WHAT YOU SHOULD DO:
Across the listing below, how many lines hold "Erste"? Reply with the number by itself.

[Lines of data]
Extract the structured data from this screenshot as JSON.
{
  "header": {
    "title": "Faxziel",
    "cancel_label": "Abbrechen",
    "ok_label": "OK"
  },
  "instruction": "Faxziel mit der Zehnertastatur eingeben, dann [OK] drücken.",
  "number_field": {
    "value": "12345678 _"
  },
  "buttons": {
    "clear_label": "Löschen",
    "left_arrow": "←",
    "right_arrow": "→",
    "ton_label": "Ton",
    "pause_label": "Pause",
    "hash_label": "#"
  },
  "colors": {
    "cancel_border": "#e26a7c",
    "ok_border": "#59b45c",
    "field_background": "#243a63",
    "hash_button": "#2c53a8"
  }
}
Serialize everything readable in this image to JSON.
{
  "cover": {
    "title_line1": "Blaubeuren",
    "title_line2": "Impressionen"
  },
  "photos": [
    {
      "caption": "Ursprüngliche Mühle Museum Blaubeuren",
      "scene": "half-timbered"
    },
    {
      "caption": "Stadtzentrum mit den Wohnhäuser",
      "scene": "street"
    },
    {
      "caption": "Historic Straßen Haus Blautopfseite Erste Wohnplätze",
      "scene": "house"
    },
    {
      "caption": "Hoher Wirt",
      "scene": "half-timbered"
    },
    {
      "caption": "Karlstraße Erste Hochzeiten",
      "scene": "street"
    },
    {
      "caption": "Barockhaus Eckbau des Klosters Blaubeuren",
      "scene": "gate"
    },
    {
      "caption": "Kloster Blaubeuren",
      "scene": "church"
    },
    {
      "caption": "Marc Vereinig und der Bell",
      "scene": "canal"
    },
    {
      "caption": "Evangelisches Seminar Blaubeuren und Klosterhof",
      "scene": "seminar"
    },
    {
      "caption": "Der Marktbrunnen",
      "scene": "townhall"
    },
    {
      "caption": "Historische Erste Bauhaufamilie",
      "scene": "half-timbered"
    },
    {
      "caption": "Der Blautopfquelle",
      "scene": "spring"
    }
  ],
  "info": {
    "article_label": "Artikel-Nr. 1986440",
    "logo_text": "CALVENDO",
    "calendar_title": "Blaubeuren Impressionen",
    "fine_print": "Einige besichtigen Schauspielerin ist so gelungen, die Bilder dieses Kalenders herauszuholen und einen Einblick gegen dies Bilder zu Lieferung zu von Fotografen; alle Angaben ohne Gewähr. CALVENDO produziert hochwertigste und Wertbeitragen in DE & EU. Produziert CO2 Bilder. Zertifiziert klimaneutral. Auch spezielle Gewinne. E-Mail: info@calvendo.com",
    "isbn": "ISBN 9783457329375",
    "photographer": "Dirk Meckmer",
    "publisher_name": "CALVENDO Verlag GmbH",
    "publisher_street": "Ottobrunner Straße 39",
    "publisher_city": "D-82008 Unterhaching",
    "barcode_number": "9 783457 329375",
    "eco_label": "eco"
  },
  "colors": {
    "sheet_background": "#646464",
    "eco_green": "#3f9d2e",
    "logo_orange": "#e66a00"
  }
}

PROBLEM SOLUTION:
3